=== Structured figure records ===
********
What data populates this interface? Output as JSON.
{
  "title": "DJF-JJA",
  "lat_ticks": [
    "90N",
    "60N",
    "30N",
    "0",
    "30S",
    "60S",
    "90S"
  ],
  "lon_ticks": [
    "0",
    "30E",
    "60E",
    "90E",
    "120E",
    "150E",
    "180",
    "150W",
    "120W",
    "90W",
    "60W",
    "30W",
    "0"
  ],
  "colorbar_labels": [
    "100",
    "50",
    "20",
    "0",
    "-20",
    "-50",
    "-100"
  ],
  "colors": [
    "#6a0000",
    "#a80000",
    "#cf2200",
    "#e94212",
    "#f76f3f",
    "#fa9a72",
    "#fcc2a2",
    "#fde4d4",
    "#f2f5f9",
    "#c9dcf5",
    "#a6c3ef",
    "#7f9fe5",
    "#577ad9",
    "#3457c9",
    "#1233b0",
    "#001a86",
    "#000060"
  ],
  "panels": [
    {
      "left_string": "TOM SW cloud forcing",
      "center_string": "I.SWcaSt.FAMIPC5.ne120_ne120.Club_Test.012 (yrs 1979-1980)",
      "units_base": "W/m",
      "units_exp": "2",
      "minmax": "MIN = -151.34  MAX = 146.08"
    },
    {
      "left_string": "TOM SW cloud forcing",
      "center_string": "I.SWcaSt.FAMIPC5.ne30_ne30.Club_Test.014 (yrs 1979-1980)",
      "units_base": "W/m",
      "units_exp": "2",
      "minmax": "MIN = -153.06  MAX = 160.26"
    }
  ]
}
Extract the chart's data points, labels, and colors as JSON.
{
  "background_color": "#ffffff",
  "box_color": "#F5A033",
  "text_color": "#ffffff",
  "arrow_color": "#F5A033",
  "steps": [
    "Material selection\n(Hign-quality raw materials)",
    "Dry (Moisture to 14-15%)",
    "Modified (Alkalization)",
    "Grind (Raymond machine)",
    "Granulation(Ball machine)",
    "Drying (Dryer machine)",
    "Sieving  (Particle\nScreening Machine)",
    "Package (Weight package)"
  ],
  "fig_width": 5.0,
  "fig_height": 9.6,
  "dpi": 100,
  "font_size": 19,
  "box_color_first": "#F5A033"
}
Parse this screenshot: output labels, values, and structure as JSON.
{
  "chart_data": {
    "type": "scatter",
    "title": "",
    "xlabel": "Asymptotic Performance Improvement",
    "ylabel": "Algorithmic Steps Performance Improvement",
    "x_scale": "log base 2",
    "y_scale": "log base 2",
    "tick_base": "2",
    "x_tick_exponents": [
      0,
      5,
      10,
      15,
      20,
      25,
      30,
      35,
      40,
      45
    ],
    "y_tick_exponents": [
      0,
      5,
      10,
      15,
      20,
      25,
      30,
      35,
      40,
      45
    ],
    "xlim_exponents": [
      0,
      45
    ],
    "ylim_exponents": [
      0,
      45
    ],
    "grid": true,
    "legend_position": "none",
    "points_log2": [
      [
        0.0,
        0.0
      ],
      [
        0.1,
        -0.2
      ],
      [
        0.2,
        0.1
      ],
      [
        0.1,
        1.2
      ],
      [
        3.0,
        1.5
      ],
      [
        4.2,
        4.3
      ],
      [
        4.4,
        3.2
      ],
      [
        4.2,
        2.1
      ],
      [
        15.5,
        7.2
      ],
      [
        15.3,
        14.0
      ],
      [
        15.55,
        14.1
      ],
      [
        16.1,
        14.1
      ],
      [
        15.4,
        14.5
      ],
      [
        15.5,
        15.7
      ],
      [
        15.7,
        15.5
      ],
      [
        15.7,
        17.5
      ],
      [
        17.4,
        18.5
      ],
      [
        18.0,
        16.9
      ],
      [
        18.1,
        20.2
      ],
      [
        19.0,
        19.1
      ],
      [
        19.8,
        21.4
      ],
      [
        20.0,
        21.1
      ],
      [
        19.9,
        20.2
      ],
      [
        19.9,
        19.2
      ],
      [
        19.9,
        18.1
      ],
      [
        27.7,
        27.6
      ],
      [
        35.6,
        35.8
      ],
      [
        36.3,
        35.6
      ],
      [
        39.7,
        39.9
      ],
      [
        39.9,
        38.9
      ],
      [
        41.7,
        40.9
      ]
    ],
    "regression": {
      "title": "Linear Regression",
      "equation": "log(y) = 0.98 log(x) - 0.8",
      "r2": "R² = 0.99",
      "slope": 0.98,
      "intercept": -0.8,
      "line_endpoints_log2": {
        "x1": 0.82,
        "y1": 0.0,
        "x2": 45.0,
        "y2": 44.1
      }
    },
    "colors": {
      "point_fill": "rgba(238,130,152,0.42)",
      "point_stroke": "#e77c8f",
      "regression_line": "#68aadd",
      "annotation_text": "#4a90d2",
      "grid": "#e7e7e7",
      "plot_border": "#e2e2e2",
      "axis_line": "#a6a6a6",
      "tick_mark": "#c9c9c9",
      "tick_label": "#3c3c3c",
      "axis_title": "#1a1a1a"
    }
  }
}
********
=== Exercise description ===
Repeat the data verbatim.

=== Answer to this task ===
What data populates this interface? Output as JSON.
{
  "title": "DJF-JJA",
  "lat_ticks": [
    "90N",
    "60N",
    "30N",
    "0",
    "30S",
    "60S",
    "90S"
  ],
  "lon_ticks": [
    "0",
    "30E",
    "60E",
    "90E",
    "120E",
    "150E",
    "180",
    "150W",
    "120W",
    "90W",
    "60W",
    "30W",
    "0"
  ],
  "colorbar_labels": [
    "100",
    "50",
    "20",
    "0",
    "-20",
    "-50",
    "-100"
  ],
  "colors": [
    "#6a0000",
    "#a80000",
    "#cf2200",
    "#e94212",
    "#f76f3f",
    "#fa9a72",
    "#fcc2a2",
    "#fde4d4",
    "#f2f5f9",
    "#c9dcf5",
    "#a6c3ef",
    "#7f9fe5",
    "#577ad9",
    "#3457c9",
    "#1233b0",
    "#001a86",
    "#000060"
  ],
  "panels": [
    {
      "left_string": "TOM SW cloud forcing",
      "center_string": "I.SWcaSt.FAMIPC5.ne120_ne120.Club_Test.012 (yrs 1979-1980)",
      "units_base": "W/m",
      "units_exp": "2",
      "minmax": "MIN = -151.34  MAX = 146.08"
    },
    {
      "left_string": "TOM SW cloud forcing",
      "center_string": "I.SWcaSt.FAMIPC5.ne30_ne30.Club_Test.014 (yrs 1979-1980)",
      "units_base": "W/m",
      "units_exp": "2",
      "minmax": "MIN = -153.06  MAX = 160.26"
    }
  ]
}
Extract the chart's data points, labels, and colors as JSON.
{
  "background_color": "#ffffff",
  "box_color": "#F5A033",
  "text_color": "#ffffff",
  "arrow_color": "#F5A033",
  "steps": [
    "Material selection\n(Hign-quality raw materials)",
    "Dry (Moisture to 14-15%)",
    "Modified (Alkalization)",
    "Grind (Raymond machine)",
    "Granulation(Ball machine)",
    "Drying (Dryer machine)",
    "Sieving  (Particle\nScreening Machine)",
    "Package (Weight package)"
  ],
  "fig_width": 5.0,
  "fig_height": 9.6,
  "dpi": 100,
  "font_size": 19,
  "box_color_first": "#F5A033"
}
Parse this screenshot: output labels, values, and structure as JSON.
{
  "chart_data": {
    "type": "scatter",
    "title": "",
    "xlabel": "Asymptotic Performance Improvement",
    "ylabel": "Algorithmic Steps Performance Improvement",
    "x_scale": "log base 2",
    "y_scale": "log base 2",
    "tick_base": "2",
    "x_tick_exponents": [
      0,
      5,
      10,
      15,
      20,
      25,
      30,
      35,
      40,
      45
    ],
    "y_tick_exponents": [
      0,
      5,
      10,
      15,
      20,
      25,
      30,
      35,
      40,
      45
    ],
    "xlim_exponents": [
      0,
      45
    ],
    "ylim_exponents": [
      0,
      45
    ],
    "grid": true,
    "legend_position": "none",
    "points_log2": [
      [
        0.0,
        0.0
      ],
      [
        0.1,
        -0.2
      ],
      [
        0.2,
        0.1
      ],
      [
        0.1,
        1.2
      ],
      [
        3.0,
        1.5
      ],
      [
        4.2,
        4.3
      ],
      [
        4.4,
        3.2
      ],
      [
        4.2,
        2.1
      ],
      [
        15.5,
        7.2
      ],
      [
        15.3,
        14.0
      ],
      [
        15.55,
        14.1
      ],
      [
        16.1,
        14.1
      ],
      [
        15.4,
        14.5
      ],
      [
        15.5,
        15.7
      ],
      [
        15.7,
        15.5
      ],
      [
        15.7,
        17.5
      ],
      [
        17.4,
        18.5
      ],
      [
        18.0,
        16.9
      ],
      [
        18.1,
        20.2
      ],
      [
        19.0,
        19.1
      ],
      [
        19.8,
        21.4
      ],
      [
        20.0,
        21.1
      ],
      [
        19.9,
        20.2
      ],
      [
        19.9,
        19.2
      ],
      [
        19.9,
        18.1
      ],
      [
        27.7,
        27.6
      ],
      [
        35.6,
        35.8
      ],
      [
        36.3,
        35.6
      ],
      [
        39.7,
        39.9
      ],
      [
        39.9,
        38.9
      ],
      [
        41.7,
        40.9
      ]
    ],
    "regression": {
      "title": "Linear Regression",
      "equation": "log(y) = 0.98 log(x) - 0.8",
      "r2": "R² = 0.99",
      "slope": 0.98,
      "intercept": -0.8,
      "line_endpoints_log2": {
        "x1": 0.82,
        "y1": 0.0,
        "x2": 45.0,
        "y2": 44.1
      }
    },
    "colors": {
      "point_fill": "rgba(238,130,152,0.42)",
      "point_stroke": "#e77c8f",
      "regression_line": "#68aadd",
      "annotation_text": "#4a90d2",
      "grid": "#e7e7e7",
      "plot_border": "#e2e2e2",
      "axis_line": "#a6a6a6",
      "tick_mark": "#c9c9c9",
      "tick_label": "#3c3c3c",
      "axis_title": "#1a1a1a"
    }
  }
}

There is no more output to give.